▸ Sezione del documento
• • •
Koinonia Marzo 2017


LEGGENDO KOINONIA DI FEBBRAIO

 

Da Alfio Pellegrini

 

Caro padre Alberto,

         non immagini (ma è solo un modo di dire) quale e quanto piacere mi abbia procurato la lettura delle tue riflessioni su “Quale Vangelo nella ‘capitale della cultura’” uscito in “Koinonia” di febbraio.

Ho ricevuto il fascicolo solo ieri ed ho subito letto questo tuo intervento di apertura, per andare poi a “Dopo Atene”, al quale rinvii e che si legge in chiusura.

Non ci sono, in me, le tue stesse motivazioni di fede, lo sai. Ho respirato lo stesso a pieni polmoni (forse senza neppure comprendere tutto fino in fondo), perché per come vedo io le cose, tu metti il dito nella piaga.

Noi trattiamo sempre più la cultura come un oggetto. Da qui l’uso strumentale, “turistico”, “neutro”, “consumistico”. Mettiamo in evidenza (in mostra) le “belle cose” che abbiamo, che i nostri predecessori ci hanno lasciato. Non è importante? Sì che anche questo ha un suo rilievo e può essere importante. Ma dimentichiamo, limitandoci a questo, il nucleo vitale che tutto ciò ha reso possibile. La cultura o è lievito o non è. Voglio dire: o è atto vitale del presente nel presente o si riduce a inerte archeologia, peggio, a mero antiquariato e tutt’al più a estetismo.
• • •
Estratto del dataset
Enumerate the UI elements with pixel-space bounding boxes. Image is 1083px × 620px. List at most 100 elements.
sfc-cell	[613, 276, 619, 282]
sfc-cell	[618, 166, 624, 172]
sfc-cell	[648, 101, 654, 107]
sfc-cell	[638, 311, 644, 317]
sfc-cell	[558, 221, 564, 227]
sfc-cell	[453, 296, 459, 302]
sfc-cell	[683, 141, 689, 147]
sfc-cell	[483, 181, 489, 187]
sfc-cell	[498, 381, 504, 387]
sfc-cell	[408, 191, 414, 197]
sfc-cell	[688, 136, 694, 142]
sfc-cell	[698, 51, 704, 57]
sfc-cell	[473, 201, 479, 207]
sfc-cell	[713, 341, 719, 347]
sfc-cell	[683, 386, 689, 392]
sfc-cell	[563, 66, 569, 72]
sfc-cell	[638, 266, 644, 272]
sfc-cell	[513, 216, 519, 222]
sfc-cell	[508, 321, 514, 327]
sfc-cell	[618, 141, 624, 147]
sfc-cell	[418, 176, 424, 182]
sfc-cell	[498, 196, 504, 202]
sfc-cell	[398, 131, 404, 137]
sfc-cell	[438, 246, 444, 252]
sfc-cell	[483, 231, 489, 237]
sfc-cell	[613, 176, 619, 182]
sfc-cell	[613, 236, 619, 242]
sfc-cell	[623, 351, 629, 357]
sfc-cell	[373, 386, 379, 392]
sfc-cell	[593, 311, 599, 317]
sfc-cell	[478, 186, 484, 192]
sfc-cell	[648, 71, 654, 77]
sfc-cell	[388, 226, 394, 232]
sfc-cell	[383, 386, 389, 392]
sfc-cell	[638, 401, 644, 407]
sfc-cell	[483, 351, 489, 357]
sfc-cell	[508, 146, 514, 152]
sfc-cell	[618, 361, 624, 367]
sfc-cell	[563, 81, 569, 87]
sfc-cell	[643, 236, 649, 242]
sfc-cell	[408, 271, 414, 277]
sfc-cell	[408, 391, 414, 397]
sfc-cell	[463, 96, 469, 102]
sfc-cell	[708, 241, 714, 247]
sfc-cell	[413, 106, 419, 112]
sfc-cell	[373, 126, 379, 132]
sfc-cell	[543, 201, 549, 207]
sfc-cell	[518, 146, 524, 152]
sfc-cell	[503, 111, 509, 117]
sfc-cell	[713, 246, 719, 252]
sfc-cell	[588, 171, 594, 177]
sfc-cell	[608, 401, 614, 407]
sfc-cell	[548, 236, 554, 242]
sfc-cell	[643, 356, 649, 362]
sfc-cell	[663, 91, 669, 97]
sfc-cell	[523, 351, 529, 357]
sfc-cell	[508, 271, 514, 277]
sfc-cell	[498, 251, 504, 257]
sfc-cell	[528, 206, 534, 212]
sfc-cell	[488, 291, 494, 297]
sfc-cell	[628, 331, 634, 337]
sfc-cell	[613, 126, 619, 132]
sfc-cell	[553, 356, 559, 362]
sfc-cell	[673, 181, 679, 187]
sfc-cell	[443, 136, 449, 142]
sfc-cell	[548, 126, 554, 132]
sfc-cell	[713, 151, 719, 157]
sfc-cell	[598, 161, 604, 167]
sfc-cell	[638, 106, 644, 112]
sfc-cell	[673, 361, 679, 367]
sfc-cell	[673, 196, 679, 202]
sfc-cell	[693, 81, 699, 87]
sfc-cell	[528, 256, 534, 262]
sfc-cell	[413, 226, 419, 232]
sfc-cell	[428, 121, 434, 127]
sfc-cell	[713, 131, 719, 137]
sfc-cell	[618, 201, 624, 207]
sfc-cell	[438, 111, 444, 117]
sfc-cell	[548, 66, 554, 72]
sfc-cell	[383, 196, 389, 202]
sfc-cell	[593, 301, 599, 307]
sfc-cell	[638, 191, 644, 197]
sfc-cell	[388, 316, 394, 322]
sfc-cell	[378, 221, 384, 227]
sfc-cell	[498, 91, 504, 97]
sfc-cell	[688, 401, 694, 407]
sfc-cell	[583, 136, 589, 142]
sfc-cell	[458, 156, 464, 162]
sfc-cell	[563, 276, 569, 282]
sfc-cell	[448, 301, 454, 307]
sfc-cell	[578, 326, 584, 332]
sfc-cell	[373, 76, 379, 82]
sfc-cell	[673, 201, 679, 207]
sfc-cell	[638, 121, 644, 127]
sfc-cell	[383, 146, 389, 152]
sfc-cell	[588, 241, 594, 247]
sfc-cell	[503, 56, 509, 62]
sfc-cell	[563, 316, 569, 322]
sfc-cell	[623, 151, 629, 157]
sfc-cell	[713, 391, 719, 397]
• • •
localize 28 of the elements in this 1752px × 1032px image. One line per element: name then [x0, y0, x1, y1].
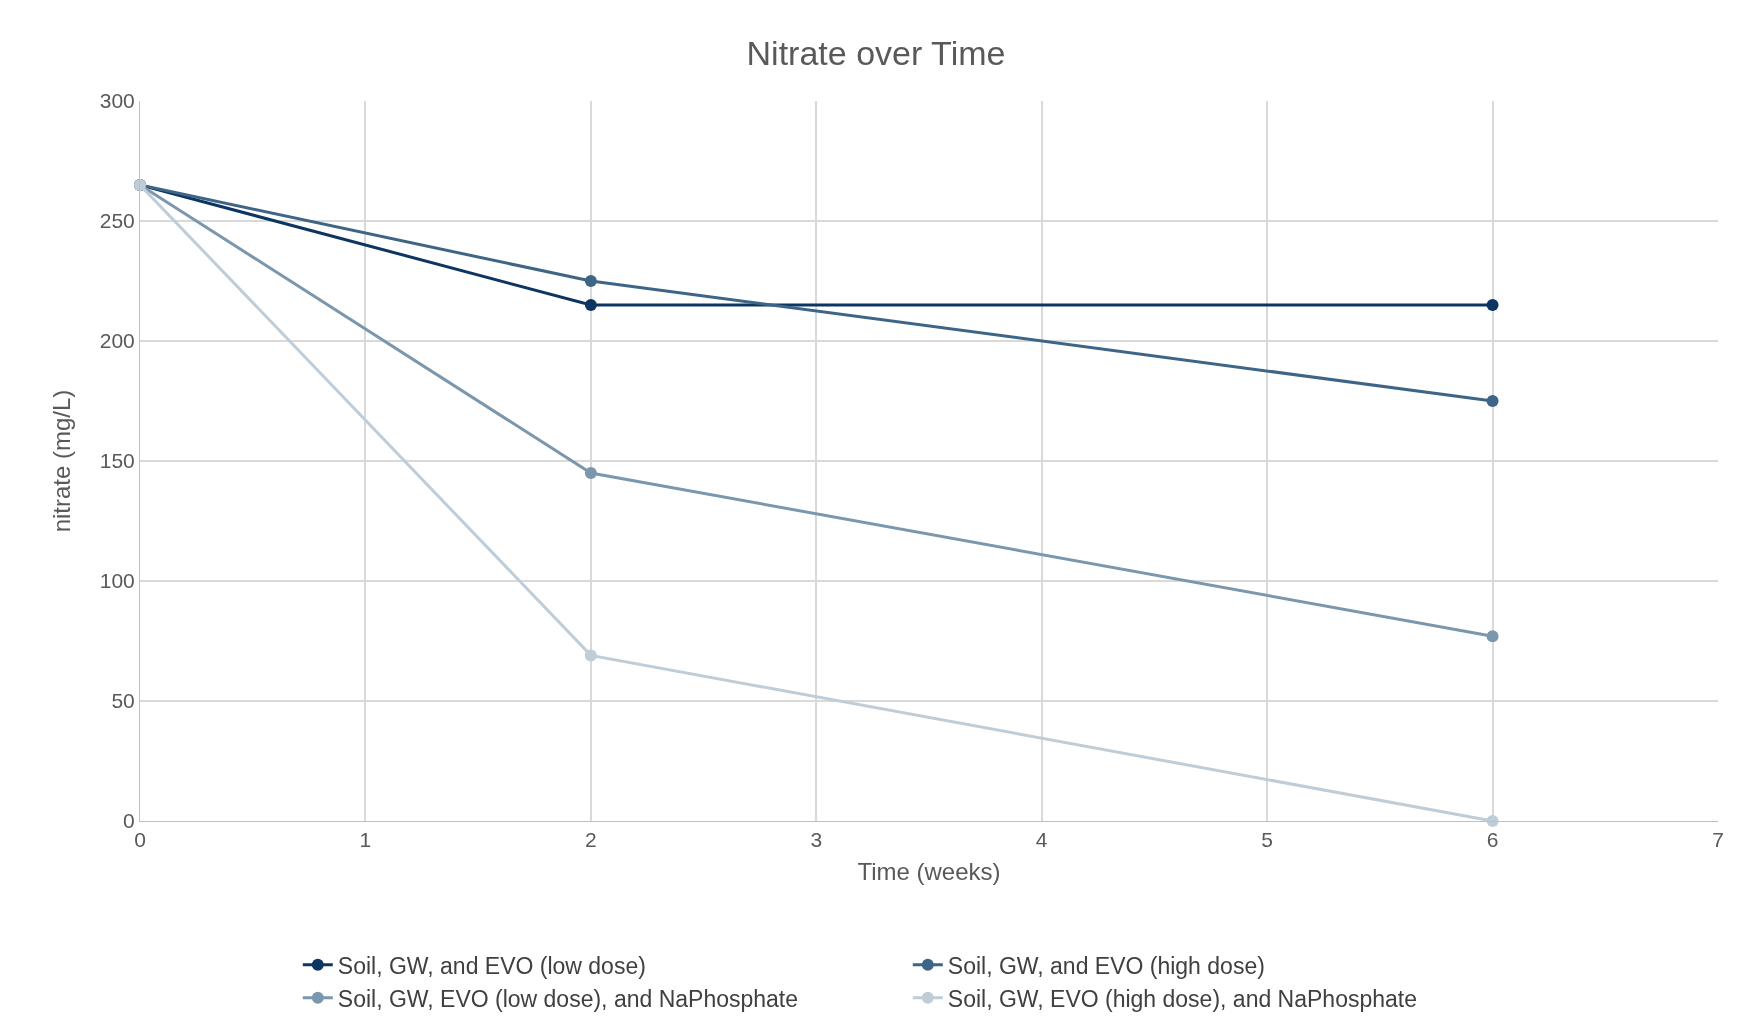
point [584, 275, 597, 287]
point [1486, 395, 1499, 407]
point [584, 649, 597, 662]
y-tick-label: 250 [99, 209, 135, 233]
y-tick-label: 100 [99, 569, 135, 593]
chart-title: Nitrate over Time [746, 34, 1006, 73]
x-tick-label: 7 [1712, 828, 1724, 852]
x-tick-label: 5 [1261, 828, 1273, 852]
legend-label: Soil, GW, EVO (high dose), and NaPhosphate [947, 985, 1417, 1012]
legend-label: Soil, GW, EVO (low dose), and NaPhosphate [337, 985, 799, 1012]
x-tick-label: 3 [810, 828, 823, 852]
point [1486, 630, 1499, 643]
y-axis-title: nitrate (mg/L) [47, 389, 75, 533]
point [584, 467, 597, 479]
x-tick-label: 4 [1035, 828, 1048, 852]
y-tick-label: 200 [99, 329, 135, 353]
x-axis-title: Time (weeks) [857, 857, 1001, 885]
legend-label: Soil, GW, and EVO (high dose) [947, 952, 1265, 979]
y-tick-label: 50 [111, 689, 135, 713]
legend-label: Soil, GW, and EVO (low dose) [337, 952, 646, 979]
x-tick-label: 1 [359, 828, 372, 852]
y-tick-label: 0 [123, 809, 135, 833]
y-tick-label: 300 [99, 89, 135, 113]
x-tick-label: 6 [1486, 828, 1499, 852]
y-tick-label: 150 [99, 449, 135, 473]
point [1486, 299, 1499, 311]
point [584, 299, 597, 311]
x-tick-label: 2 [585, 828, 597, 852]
• • •
▸ Consegna
Trascrivi parola per parola il brano della lettera a padre Alberto riportata sopra, dall'inizio di "Ho ricevuto il" giù fino a "legge in chiusura." compreso.

▸ Risposta attesa
Ho ricevuto il fascicolo solo ieri ed ho subito letto questo tuo intervento di apertura, per andare poi a “Dopo Atene”, al quale rinvii e che si legge in chiusura.